» Consigne:
Recopie les lignes depuis le début des entrées jusqu'à la ligne contenant "front-sink-recess xyxy=(1011,846,1104,901)" incluse, en remplaçant "bbox" par "bounding box". Le reste ne change pas.

--- --- ---

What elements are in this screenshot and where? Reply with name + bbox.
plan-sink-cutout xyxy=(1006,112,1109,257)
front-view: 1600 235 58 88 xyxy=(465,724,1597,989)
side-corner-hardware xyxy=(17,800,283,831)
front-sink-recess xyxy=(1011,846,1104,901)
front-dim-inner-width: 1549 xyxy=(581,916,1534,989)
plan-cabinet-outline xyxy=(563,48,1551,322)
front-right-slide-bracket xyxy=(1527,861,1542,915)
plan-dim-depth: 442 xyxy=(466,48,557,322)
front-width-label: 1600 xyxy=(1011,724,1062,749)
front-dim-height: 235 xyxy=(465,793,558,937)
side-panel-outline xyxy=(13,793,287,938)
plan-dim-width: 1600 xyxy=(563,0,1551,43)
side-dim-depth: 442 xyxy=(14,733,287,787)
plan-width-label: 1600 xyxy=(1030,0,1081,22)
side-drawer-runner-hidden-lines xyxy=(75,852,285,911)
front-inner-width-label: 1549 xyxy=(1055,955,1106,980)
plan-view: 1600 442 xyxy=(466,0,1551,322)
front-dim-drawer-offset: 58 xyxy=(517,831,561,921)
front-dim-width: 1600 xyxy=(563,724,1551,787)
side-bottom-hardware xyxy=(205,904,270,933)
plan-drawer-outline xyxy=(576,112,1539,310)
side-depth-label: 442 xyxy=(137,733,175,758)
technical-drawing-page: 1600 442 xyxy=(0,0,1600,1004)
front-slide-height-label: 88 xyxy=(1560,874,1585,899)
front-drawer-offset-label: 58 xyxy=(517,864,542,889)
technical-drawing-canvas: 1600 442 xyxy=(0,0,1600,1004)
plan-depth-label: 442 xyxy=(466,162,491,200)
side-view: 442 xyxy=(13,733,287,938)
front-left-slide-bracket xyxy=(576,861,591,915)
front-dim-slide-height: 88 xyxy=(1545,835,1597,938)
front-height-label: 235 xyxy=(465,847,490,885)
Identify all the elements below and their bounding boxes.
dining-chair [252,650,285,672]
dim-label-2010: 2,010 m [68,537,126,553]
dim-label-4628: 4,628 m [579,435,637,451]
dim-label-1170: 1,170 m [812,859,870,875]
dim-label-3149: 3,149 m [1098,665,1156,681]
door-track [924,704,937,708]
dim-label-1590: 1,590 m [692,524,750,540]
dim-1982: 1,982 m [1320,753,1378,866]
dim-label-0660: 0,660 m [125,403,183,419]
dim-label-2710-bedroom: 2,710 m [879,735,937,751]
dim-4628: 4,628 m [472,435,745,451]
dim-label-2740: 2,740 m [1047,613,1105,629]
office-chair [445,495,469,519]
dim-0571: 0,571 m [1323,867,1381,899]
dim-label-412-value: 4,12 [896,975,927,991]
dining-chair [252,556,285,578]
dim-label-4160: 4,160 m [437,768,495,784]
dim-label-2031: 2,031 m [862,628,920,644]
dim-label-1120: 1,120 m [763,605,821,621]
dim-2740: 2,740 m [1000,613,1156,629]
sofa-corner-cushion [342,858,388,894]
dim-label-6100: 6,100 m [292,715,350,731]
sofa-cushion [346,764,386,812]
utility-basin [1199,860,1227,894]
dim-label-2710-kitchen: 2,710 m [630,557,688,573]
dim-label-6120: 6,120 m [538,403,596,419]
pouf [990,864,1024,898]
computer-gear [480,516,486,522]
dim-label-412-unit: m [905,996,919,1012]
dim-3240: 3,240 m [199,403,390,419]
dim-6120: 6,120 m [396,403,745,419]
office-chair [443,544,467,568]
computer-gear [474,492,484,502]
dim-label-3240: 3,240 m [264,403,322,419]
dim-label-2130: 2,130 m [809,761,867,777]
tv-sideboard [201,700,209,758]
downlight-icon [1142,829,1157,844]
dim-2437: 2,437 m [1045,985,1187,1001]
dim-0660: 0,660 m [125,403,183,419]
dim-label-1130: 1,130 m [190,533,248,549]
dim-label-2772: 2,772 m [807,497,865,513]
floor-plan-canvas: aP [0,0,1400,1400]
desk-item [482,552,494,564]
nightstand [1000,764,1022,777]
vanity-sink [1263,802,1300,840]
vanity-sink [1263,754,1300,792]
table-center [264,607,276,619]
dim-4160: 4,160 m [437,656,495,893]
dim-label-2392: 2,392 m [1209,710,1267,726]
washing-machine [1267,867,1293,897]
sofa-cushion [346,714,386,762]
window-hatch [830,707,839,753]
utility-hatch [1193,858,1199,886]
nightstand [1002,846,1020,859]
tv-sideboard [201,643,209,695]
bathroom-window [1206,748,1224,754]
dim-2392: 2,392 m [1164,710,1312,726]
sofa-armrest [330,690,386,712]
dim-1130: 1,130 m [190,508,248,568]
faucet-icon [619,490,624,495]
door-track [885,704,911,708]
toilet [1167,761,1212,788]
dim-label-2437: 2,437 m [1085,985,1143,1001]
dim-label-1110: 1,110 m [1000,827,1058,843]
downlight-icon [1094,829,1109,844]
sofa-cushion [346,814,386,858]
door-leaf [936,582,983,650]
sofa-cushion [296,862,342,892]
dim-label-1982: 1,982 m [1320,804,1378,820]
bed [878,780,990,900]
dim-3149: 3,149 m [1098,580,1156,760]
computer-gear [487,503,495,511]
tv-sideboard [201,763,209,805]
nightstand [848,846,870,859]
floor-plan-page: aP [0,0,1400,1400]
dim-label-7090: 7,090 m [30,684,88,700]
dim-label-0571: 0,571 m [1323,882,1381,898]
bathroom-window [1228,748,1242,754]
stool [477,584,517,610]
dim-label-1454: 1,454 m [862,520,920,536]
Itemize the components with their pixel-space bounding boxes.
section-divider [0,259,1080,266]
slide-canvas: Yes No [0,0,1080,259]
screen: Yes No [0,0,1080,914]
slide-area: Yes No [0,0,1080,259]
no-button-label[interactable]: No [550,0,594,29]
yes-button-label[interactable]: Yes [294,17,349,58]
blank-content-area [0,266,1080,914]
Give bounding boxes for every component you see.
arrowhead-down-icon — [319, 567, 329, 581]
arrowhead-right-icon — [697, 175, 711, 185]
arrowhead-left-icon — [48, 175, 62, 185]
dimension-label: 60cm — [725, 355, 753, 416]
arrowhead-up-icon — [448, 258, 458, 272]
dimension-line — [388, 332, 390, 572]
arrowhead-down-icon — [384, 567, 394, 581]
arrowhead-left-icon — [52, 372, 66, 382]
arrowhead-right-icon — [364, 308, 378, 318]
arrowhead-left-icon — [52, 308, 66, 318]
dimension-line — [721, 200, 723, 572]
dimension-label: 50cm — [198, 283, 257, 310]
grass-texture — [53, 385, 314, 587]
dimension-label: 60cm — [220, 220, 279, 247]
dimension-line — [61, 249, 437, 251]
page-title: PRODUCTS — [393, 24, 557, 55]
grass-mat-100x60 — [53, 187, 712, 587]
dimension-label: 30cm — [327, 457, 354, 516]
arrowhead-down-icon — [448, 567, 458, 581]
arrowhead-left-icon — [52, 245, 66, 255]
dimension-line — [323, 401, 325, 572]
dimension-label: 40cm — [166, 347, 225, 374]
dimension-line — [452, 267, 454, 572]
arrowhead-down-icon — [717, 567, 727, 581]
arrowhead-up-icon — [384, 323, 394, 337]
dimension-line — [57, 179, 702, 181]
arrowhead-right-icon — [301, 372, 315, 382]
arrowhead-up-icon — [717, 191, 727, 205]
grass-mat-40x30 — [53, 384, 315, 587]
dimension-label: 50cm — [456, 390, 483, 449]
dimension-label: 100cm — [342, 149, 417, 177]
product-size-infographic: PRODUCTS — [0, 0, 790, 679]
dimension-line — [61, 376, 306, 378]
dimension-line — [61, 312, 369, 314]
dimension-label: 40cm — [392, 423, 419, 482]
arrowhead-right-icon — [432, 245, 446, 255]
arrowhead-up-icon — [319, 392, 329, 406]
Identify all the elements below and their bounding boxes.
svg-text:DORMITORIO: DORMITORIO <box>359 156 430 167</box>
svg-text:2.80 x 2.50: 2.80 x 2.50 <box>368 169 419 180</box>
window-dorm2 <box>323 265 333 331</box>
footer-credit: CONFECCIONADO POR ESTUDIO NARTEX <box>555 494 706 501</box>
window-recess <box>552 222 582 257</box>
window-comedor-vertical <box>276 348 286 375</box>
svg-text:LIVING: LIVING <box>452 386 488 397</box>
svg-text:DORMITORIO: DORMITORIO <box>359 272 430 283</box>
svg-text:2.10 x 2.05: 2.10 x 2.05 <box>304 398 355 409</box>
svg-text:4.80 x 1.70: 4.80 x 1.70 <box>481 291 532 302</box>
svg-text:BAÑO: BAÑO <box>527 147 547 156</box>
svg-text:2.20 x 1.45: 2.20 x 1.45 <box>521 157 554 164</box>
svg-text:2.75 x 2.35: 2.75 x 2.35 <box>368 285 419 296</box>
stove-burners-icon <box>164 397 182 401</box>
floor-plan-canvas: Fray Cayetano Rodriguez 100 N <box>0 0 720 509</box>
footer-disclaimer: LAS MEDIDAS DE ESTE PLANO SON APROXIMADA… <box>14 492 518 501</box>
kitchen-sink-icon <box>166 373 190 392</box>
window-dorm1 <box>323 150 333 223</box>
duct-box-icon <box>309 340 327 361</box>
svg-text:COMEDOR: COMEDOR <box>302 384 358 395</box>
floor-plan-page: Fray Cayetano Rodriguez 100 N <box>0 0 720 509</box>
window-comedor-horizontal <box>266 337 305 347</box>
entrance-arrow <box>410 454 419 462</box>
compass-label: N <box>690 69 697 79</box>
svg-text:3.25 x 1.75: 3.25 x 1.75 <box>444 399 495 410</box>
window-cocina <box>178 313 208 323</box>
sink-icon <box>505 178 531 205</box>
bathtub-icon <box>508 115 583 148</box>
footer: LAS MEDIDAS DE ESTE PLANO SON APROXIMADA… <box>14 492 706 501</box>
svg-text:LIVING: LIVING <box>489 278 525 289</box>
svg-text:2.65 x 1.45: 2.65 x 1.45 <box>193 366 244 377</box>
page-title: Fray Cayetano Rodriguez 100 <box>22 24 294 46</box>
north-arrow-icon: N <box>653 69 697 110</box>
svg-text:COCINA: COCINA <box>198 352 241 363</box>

--- --- ---

» Réponse:
What elements are in this screenshot and where? Reply with name + bounding box.
plan-sink-cutout xyxy=(1006,112,1109,257)
front-view: 1600 235 58 88 xyxy=(465,724,1597,989)
side-corner-hardware xyxy=(17,800,283,831)
front-sink-recess xyxy=(1011,846,1104,901)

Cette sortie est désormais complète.